Data for this task
+++

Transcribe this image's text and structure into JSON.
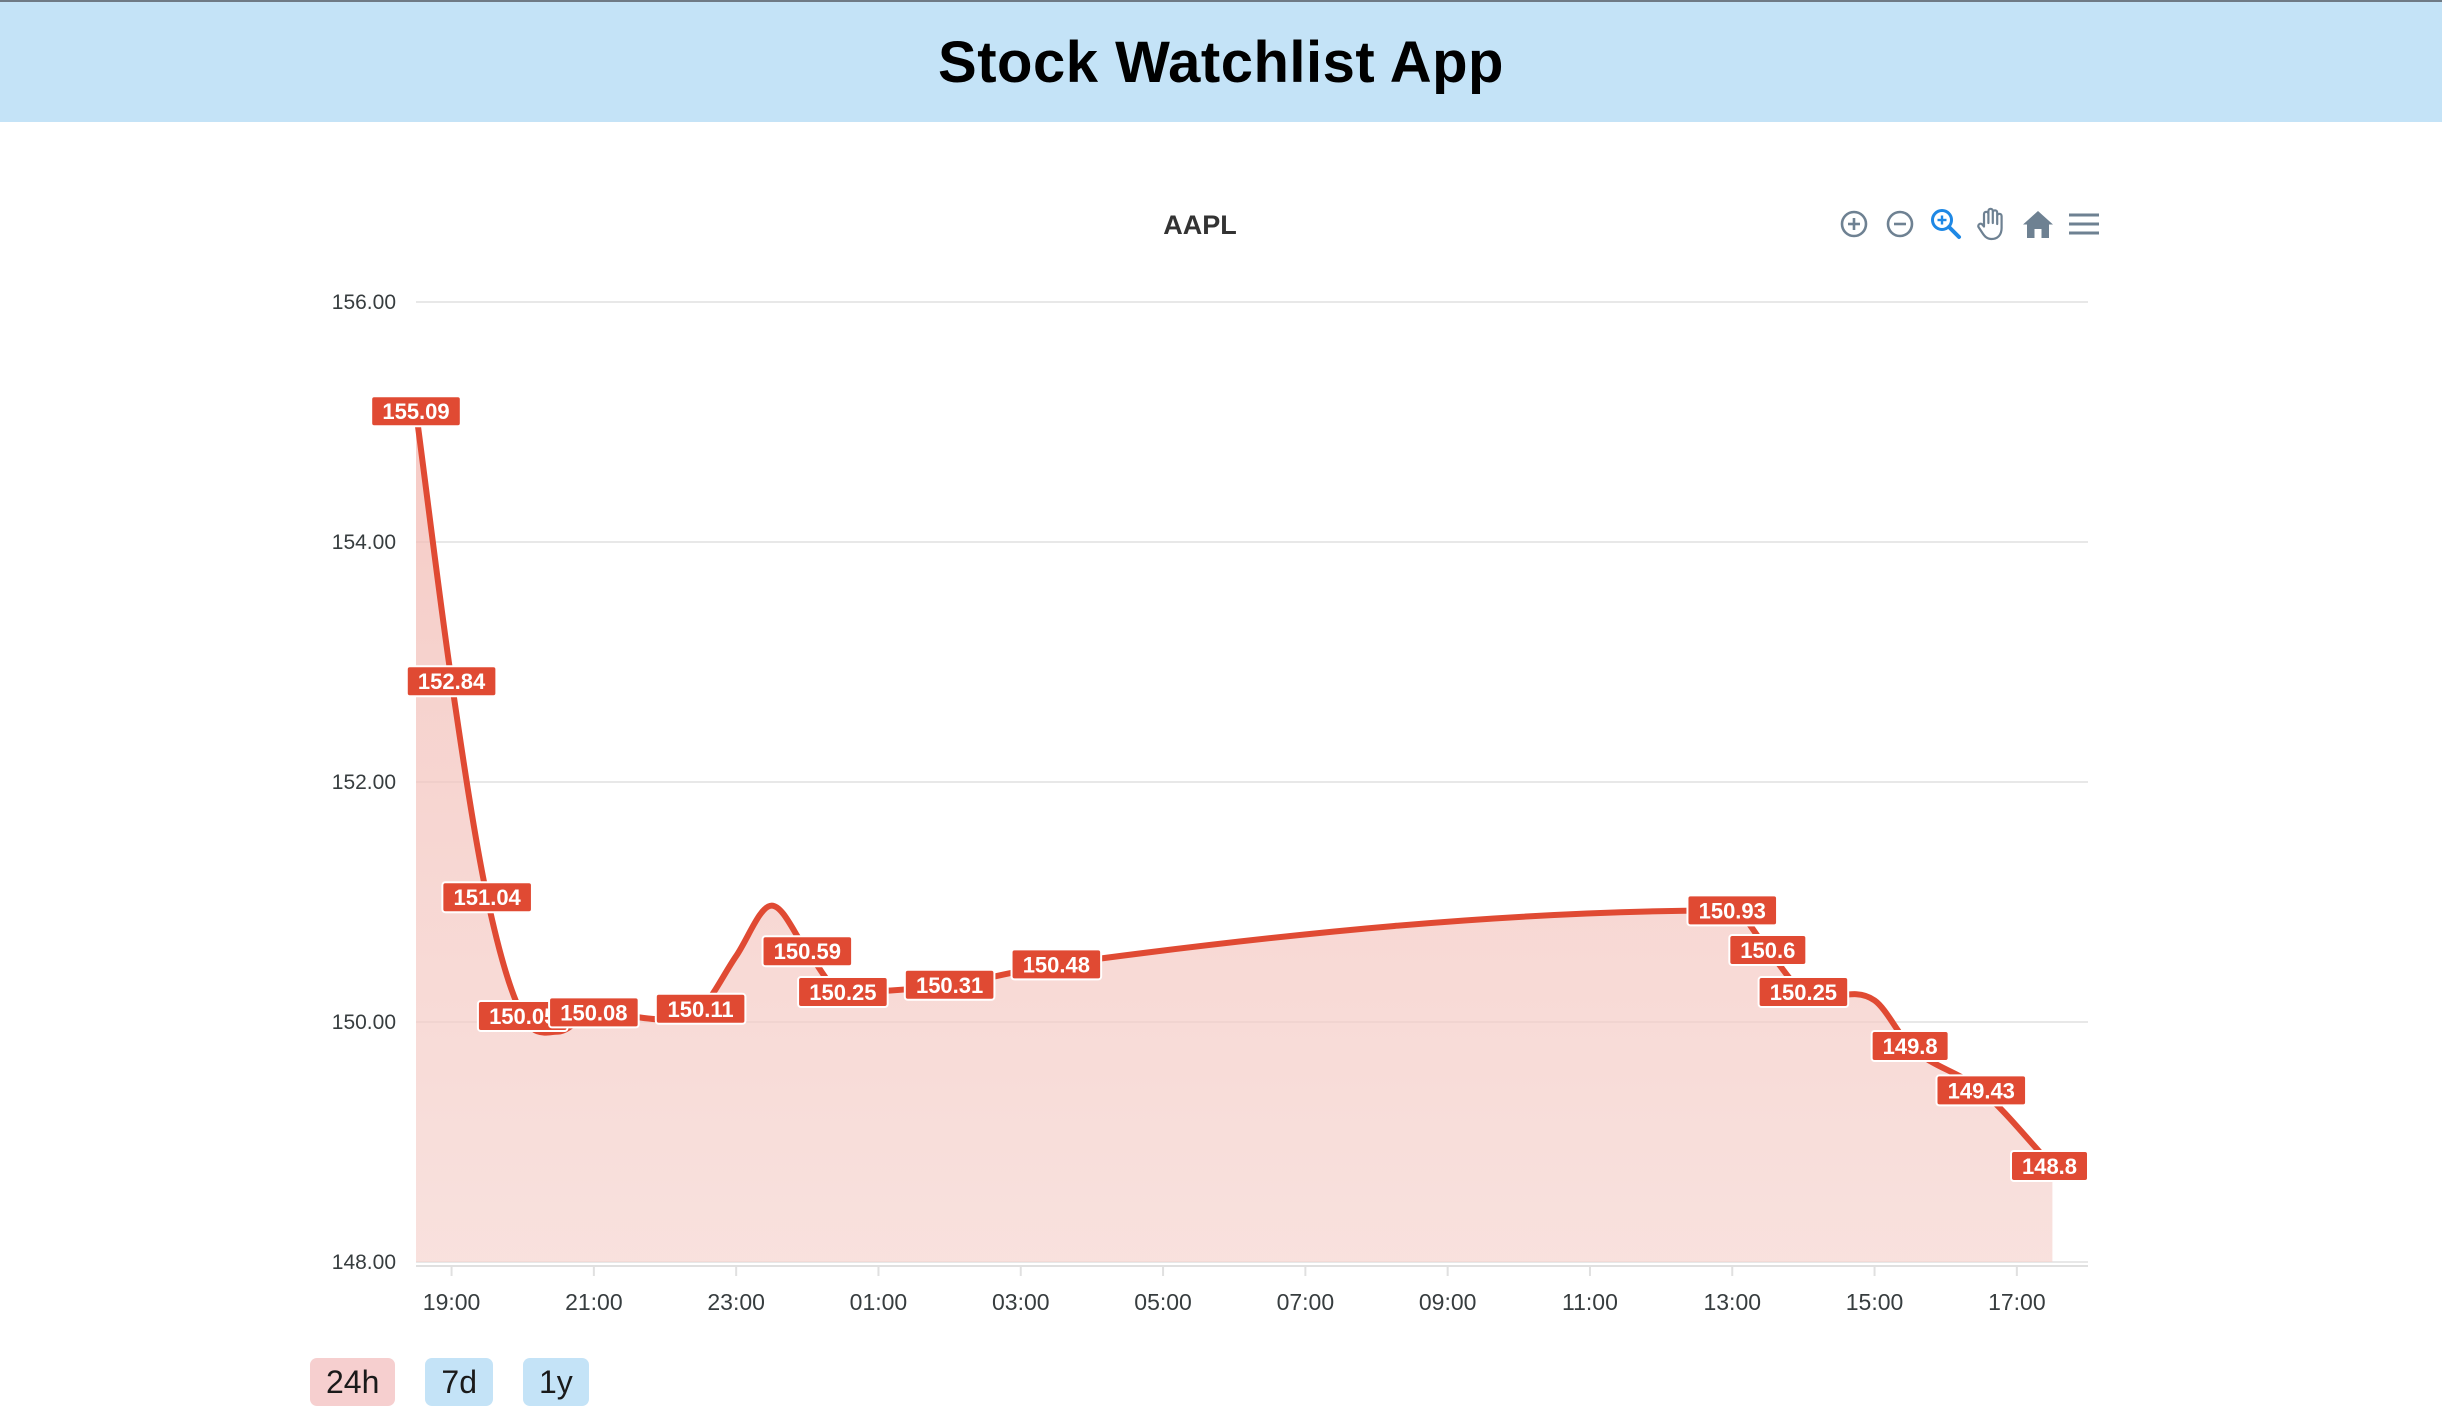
{
  "app": {
    "title": "Stock Watchlist App"
  },
  "toolbar": {
    "icons": [
      "zoom-in-icon",
      "zoom-out-icon",
      "selection-zoom-icon",
      "pan-hand-icon",
      "reset-home-icon",
      "menu-icon"
    ],
    "active_color": "#1e88e5",
    "icon_color": "#6e8192"
  },
  "range_buttons": [
    {
      "label": "24h",
      "active": true
    },
    {
      "label": "7d",
      "active": false
    },
    {
      "label": "1y",
      "active": false
    }
  ],
  "colors": {
    "header_bg": "#c4e3f7",
    "series_line": "#e04a33",
    "series_fill": "#f4c9c4",
    "label_bg": "#e04a33",
    "grid": "#e0e0e0"
  },
  "chart_data": {
    "type": "area",
    "title": "AAPL",
    "xlabel": "",
    "ylabel": "",
    "ylim": [
      148,
      156
    ],
    "yticks": [
      "148.00",
      "150.00",
      "152.00",
      "154.00",
      "156.00"
    ],
    "xticks": [
      "19:00",
      "21:00",
      "23:00",
      "01:00",
      "03:00",
      "05:00",
      "07:00",
      "09:00",
      "11:00",
      "13:00",
      "15:00",
      "17:00"
    ],
    "x_range_hours": [
      18.5,
      42.0
    ],
    "grid": true,
    "legend": "none",
    "points": [
      {
        "x": 18.5,
        "y": 155.09,
        "label": "155.09"
      },
      {
        "x": 19.0,
        "y": 152.84,
        "label": "152.84"
      },
      {
        "x": 19.5,
        "y": 151.04,
        "label": "151.04"
      },
      {
        "x": 20.0,
        "y": 150.05,
        "label": "150.05"
      },
      {
        "x": 20.5,
        "y": 149.92,
        "label": ""
      },
      {
        "x": 21.0,
        "y": 150.08,
        "label": "150.08"
      },
      {
        "x": 22.0,
        "y": 150.02,
        "label": ""
      },
      {
        "x": 22.5,
        "y": 150.11,
        "label": "150.11"
      },
      {
        "x": 23.0,
        "y": 150.55,
        "label": ""
      },
      {
        "x": 23.5,
        "y": 150.97,
        "label": ""
      },
      {
        "x": 24.0,
        "y": 150.59,
        "label": "150.59"
      },
      {
        "x": 24.5,
        "y": 150.25,
        "label": "150.25"
      },
      {
        "x": 26.0,
        "y": 150.31,
        "label": "150.31"
      },
      {
        "x": 27.5,
        "y": 150.48,
        "label": "150.48"
      },
      {
        "x": 37.0,
        "y": 150.93,
        "label": "150.93"
      },
      {
        "x": 37.5,
        "y": 150.6,
        "label": "150.6"
      },
      {
        "x": 38.0,
        "y": 150.25,
        "label": "150.25"
      },
      {
        "x": 39.0,
        "y": 150.18,
        "label": ""
      },
      {
        "x": 39.5,
        "y": 149.8,
        "label": "149.8"
      },
      {
        "x": 40.5,
        "y": 149.43,
        "label": "149.43"
      },
      {
        "x": 41.5,
        "y": 148.8,
        "label": "148.8"
      }
    ]
  }
}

+++

Short exercise
Set the listing down in full and exactly. Pictures within it should not appear in the copy.

Completed task
Transcribe this image's text and structure into JSON.
{
  "app": {
    "title": "Stock Watchlist App"
  },
  "toolbar": {
    "icons": [
      "zoom-in-icon",
      "zoom-out-icon",
      "selection-zoom-icon",
      "pan-hand-icon",
      "reset-home-icon",
      "menu-icon"
    ],
    "active_color": "#1e88e5",
    "icon_color": "#6e8192"
  },
  "range_buttons": [
    {
      "label": "24h",
      "active": true
    },
    {
      "label": "7d",
      "active": false
    },
    {
      "label": "1y",
      "active": false
    }
  ],
  "colors": {
    "header_bg": "#c4e3f7",
    "series_line": "#e04a33",
    "series_fill": "#f4c9c4",
    "label_bg": "#e04a33",
    "grid": "#e0e0e0"
  },
  "chart_data": {
    "type": "area",
    "title": "AAPL",
    "xlabel": "",
    "ylabel": "",
    "ylim": [
      148,
      156
    ],
    "yticks": [
      "148.00",
      "150.00",
      "152.00",
      "154.00",
      "156.00"
    ],
    "xticks": [
      "19:00",
      "21:00",
      "23:00",
      "01:00",
      "03:00",
      "05:00",
      "07:00",
      "09:00",
      "11:00",
      "13:00",
      "15:00",
      "17:00"
    ],
    "x_range_hours": [
      18.5,
      42.0
    ],
    "grid": true,
    "legend": "none",
    "points": [
      {
        "x": 18.5,
        "y": 155.09,
        "label": "155.09"
      },
      {
        "x": 19.0,
        "y": 152.84,
        "label": "152.84"
      },
      {
        "x": 19.5,
        "y": 151.04,
        "label": "151.04"
      },
      {
        "x": 20.0,
        "y": 150.05,
        "label": "150.05"
      },
      {
        "x": 20.5,
        "y": 149.92,
        "label": ""
      },
      {
        "x": 21.0,
        "y": 150.08,
        "label": "150.08"
      },
      {
        "x": 22.0,
        "y": 150.02,
        "label": ""
      },
      {
        "x": 22.5,
        "y": 150.11,
        "label": "150.11"
      },
      {
        "x": 23.0,
        "y": 150.55,
        "label": ""
      },
      {
        "x": 23.5,
        "y": 150.97,
        "label": ""
      },
      {
        "x": 24.0,
        "y": 150.59,
        "label": "150.59"
      },
      {
        "x": 24.5,
        "y": 150.25,
        "label": "150.25"
      },
      {
        "x": 26.0,
        "y": 150.31,
        "label": "150.31"
      },
      {
        "x": 27.5,
        "y": 150.48,
        "label": "150.48"
      },
      {
        "x": 37.0,
        "y": 150.93,
        "label": "150.93"
      },
      {
        "x": 37.5,
        "y": 150.6,
        "label": "150.6"
      },
      {
        "x": 38.0,
        "y": 150.25,
        "label": "150.25"
      },
      {
        "x": 39.0,
        "y": 150.18,
        "label": ""
      },
      {
        "x": 39.5,
        "y": 149.8,
        "label": "149.8"
      },
      {
        "x": 40.5,
        "y": 149.43,
        "label": "149.43"
      },
      {
        "x": 41.5,
        "y": 148.8,
        "label": "148.8"
      }
    ]
  }
}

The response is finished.